Required work —
Copy the lines below as they are; omit the images they contain.

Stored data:
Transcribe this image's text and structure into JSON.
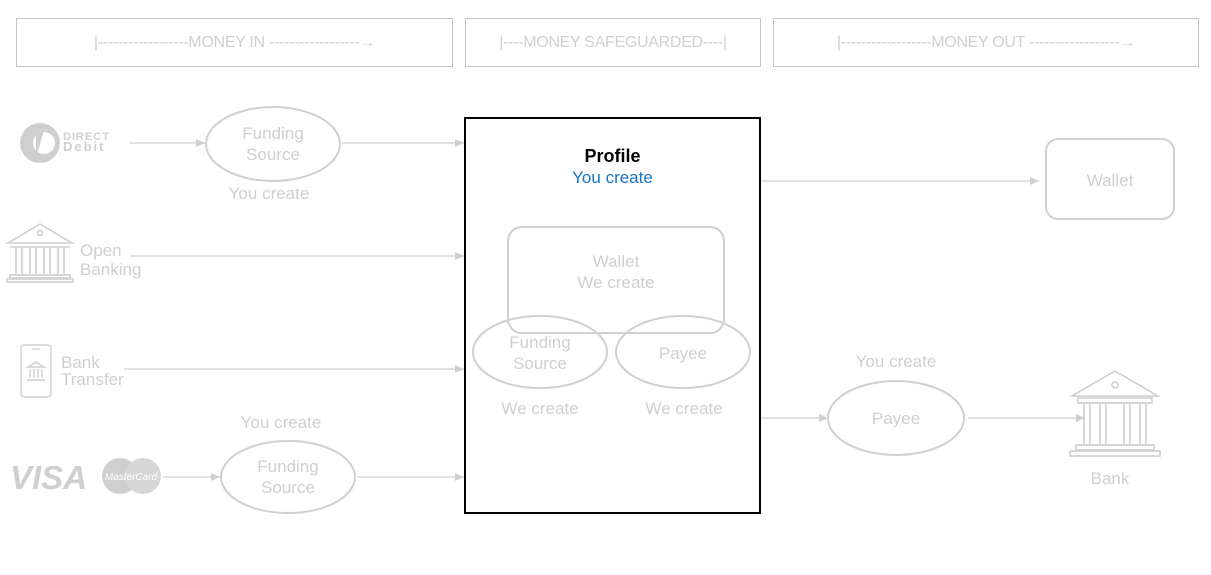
{
  "headers": {
    "money_in": "|------------------MONEY IN ------------------→",
    "money_safeguarded": "|----MONEY SAFEGUARDED----|",
    "money_out": "|------------------MONEY OUT ------------------→"
  },
  "sources": {
    "direct_debit": {
      "logo_top": "DIRECT",
      "logo_bottom": "Debit",
      "icon": "direct-debit-logo"
    },
    "open_banking": {
      "label_line1": "Open",
      "label_line2": "Banking",
      "icon": "bank-building-icon"
    },
    "bank_transfer": {
      "label_line1": "Bank",
      "label_line2": "Transfer",
      "icon": "mobile-bank-icon"
    },
    "cards": {
      "visa": "VISA",
      "mastercard": "MasterCard"
    }
  },
  "funding_top": {
    "line1": "Funding",
    "line2": "Source",
    "caption": "You create"
  },
  "funding_bottom": {
    "line1": "Funding",
    "line2": "Source",
    "caption": "You create"
  },
  "profile": {
    "title": "Profile",
    "subtitle": "You create",
    "wallet": {
      "line1": "Wallet",
      "line2": "We create"
    },
    "funding": {
      "line1": "Funding",
      "line2": "Source",
      "caption": "We create"
    },
    "payee": {
      "label": "Payee",
      "caption": "We create"
    }
  },
  "out": {
    "wallet": "Wallet",
    "payee": {
      "label": "Payee",
      "caption": "You create"
    },
    "bank": "Bank"
  },
  "colors": {
    "muted": "#cfcfcf",
    "border": "#c4c4c4",
    "accent": "#1a73be",
    "profile_border": "#000000"
  }
}
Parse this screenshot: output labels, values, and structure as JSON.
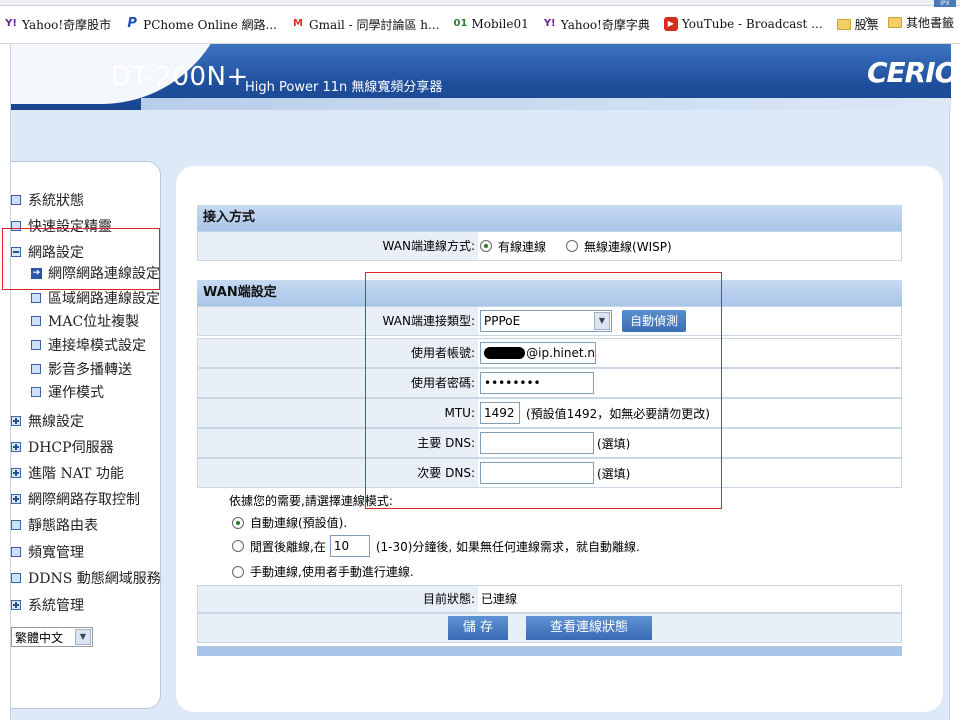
{
  "bookmarks": {
    "items": [
      {
        "icon": "yahoo-icon",
        "label": "Yahoo!奇摩股市"
      },
      {
        "icon": "pchome-icon",
        "label": "PChome Online 網路..."
      },
      {
        "icon": "gmail-icon",
        "label": "Gmail - 同學討論區 h..."
      },
      {
        "icon": "mobile01-icon",
        "label": "Mobile01"
      },
      {
        "icon": "yahoo-icon",
        "label": "Yahoo!奇摩字典"
      },
      {
        "icon": "youtube-icon",
        "label": "YouTube - Broadcast ..."
      },
      {
        "icon": "folder-icon",
        "label": "股票"
      }
    ],
    "more": "»",
    "other": "其他書籤",
    "ext_badge": "IPX"
  },
  "banner": {
    "model": "DT-200N+",
    "subtitle": "High Power 11n 無線寬頻分享器",
    "brand": "CERIO"
  },
  "sidebar": {
    "items": [
      {
        "label": "系統狀態",
        "type": "doc"
      },
      {
        "label": "快速設定精靈",
        "type": "doc"
      },
      {
        "label": "網路設定",
        "type": "minus"
      },
      {
        "label": "網際網路連線設定",
        "type": "active"
      },
      {
        "label": "區域網路連線設定",
        "type": "doc"
      },
      {
        "label": "MAC位址複製",
        "type": "doc"
      },
      {
        "label": "連接埠模式設定",
        "type": "doc"
      },
      {
        "label": "影音多播轉送",
        "type": "doc"
      },
      {
        "label": "運作模式",
        "type": "doc"
      },
      {
        "label": "無線設定",
        "type": "plus"
      },
      {
        "label": "DHCP伺服器",
        "type": "plus"
      },
      {
        "label": "進階 NAT 功能",
        "type": "plus"
      },
      {
        "label": "網際網路存取控制",
        "type": "plus"
      },
      {
        "label": "靜態路由表",
        "type": "doc"
      },
      {
        "label": "頻寬管理",
        "type": "doc"
      },
      {
        "label": "DDNS 動態網域服務",
        "type": "doc"
      },
      {
        "label": "系統管理",
        "type": "plus"
      }
    ],
    "language": "繁體中文"
  },
  "access": {
    "header": "接入方式",
    "wan_mode_label": "WAN端連線方式:",
    "wired": "有線連線",
    "wireless": "無線連線(WISP)"
  },
  "wan": {
    "header": "WAN端設定",
    "type_label": "WAN端連接類型:",
    "type_value": "PPPoE",
    "auto_detect": "自動偵測",
    "user_label": "使用者帳號:",
    "user_value": "@ip.hinet.n",
    "pass_label": "使用者密碼:",
    "pass_value": "••••••••",
    "mtu_label": "MTU:",
    "mtu_value": "1492",
    "mtu_hint": "(預設值1492，如無必要請勿更改)",
    "dns1_label": "主要 DNS:",
    "dns2_label": "次要 DNS:",
    "optional": "(選填)"
  },
  "mode": {
    "prompt": "依據您的需要,請選擇連線模式:",
    "auto": "自動連線(預設值).",
    "idle_pre": "閒置後離線,在",
    "idle_value": "10",
    "idle_post": "(1-30)分鐘後, 如果無任何連線需求，就自動離線.",
    "manual": "手動連線,使用者手動進行連線."
  },
  "status": {
    "label": "目前狀態:",
    "value": "已連線"
  },
  "buttons": {
    "save": "儲 存",
    "view_status": "查看連線狀態"
  }
}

Reply —
Transcribe this image's text and structure into JSON.
{
  "headers": {
    "money_in": "|------------------MONEY IN ------------------→",
    "money_safeguarded": "|----MONEY SAFEGUARDED----|",
    "money_out": "|------------------MONEY OUT ------------------→"
  },
  "sources": {
    "direct_debit": {
      "logo_top": "DIRECT",
      "logo_bottom": "Debit",
      "icon": "direct-debit-logo"
    },
    "open_banking": {
      "label_line1": "Open",
      "label_line2": "Banking",
      "icon": "bank-building-icon"
    },
    "bank_transfer": {
      "label_line1": "Bank",
      "label_line2": "Transfer",
      "icon": "mobile-bank-icon"
    },
    "cards": {
      "visa": "VISA",
      "mastercard": "MasterCard"
    }
  },
  "funding_top": {
    "line1": "Funding",
    "line2": "Source",
    "caption": "You create"
  },
  "funding_bottom": {
    "line1": "Funding",
    "line2": "Source",
    "caption": "You create"
  },
  "profile": {
    "title": "Profile",
    "subtitle": "You create",
    "wallet": {
      "line1": "Wallet",
      "line2": "We create"
    },
    "funding": {
      "line1": "Funding",
      "line2": "Source",
      "caption": "We create"
    },
    "payee": {
      "label": "Payee",
      "caption": "We create"
    }
  },
  "out": {
    "wallet": "Wallet",
    "payee": {
      "label": "Payee",
      "caption": "You create"
    },
    "bank": "Bank"
  },
  "colors": {
    "muted": "#cfcfcf",
    "border": "#c4c4c4",
    "accent": "#1a73be",
    "profile_border": "#000000"
  }
}
Parse this screenshot: output labels, values, and structure as JSON.
{
  "bookmarks": {
    "items": [
      {
        "icon": "yahoo-icon",
        "label": "Yahoo!奇摩股市"
      },
      {
        "icon": "pchome-icon",
        "label": "PChome Online 網路..."
      },
      {
        "icon": "gmail-icon",
        "label": "Gmail - 同學討論區 h..."
      },
      {
        "icon": "mobile01-icon",
        "label": "Mobile01"
      },
      {
        "icon": "yahoo-icon",
        "label": "Yahoo!奇摩字典"
      },
      {
        "icon": "youtube-icon",
        "label": "YouTube - Broadcast ..."
      },
      {
        "icon": "folder-icon",
        "label": "股票"
      }
    ],
    "more": "»",
    "other": "其他書籤",
    "ext_badge": "IPX"
  },
  "banner": {
    "model": "DT-200N+",
    "subtitle": "High Power 11n 無線寬頻分享器",
    "brand": "CERIO"
  },
  "sidebar": {
    "items": [
      {
        "label": "系統狀態",
        "type": "doc"
      },
      {
        "label": "快速設定精靈",
        "type": "doc"
      },
      {
        "label": "網路設定",
        "type": "minus"
      },
      {
        "label": "網際網路連線設定",
        "type": "active"
      },
      {
        "label": "區域網路連線設定",
        "type": "doc"
      },
      {
        "label": "MAC位址複製",
        "type": "doc"
      },
      {
        "label": "連接埠模式設定",
        "type": "doc"
      },
      {
        "label": "影音多播轉送",
        "type": "doc"
      },
      {
        "label": "運作模式",
        "type": "doc"
      },
      {
        "label": "無線設定",
        "type": "plus"
      },
      {
        "label": "DHCP伺服器",
        "type": "plus"
      },
      {
        "label": "進階 NAT 功能",
        "type": "plus"
      },
      {
        "label": "網際網路存取控制",
        "type": "plus"
      },
      {
        "label": "靜態路由表",
        "type": "doc"
      },
      {
        "label": "頻寬管理",
        "type": "doc"
      },
      {
        "label": "DDNS 動態網域服務",
        "type": "doc"
      },
      {
        "label": "系統管理",
        "type": "plus"
      }
    ],
    "language": "繁體中文"
  },
  "access": {
    "header": "接入方式",
    "wan_mode_label": "WAN端連線方式:",
    "wired": "有線連線",
    "wireless": "無線連線(WISP)"
  },
  "wan": {
    "header": "WAN端設定",
    "type_label": "WAN端連接類型:",
    "type_value": "PPPoE",
    "auto_detect": "自動偵測",
    "user_label": "使用者帳號:",
    "user_value": "@ip.hinet.n",
    "pass_label": "使用者密碼:",
    "pass_value": "••••••••",
    "mtu_label": "MTU:",
    "mtu_value": "1492",
    "mtu_hint": "(預設值1492，如無必要請勿更改)",
    "dns1_label": "主要 DNS:",
    "dns2_label": "次要 DNS:",
    "optional": "(選填)"
  },
  "mode": {
    "prompt": "依據您的需要,請選擇連線模式:",
    "auto": "自動連線(預設值).",
    "idle_pre": "閒置後離線,在",
    "idle_value": "10",
    "idle_post": "(1-30)分鐘後, 如果無任何連線需求，就自動離線.",
    "manual": "手動連線,使用者手動進行連線."
  },
  "status": {
    "label": "目前狀態:",
    "value": "已連線"
  },
  "buttons": {
    "save": "儲 存",
    "view_status": "查看連線狀態"
  }
}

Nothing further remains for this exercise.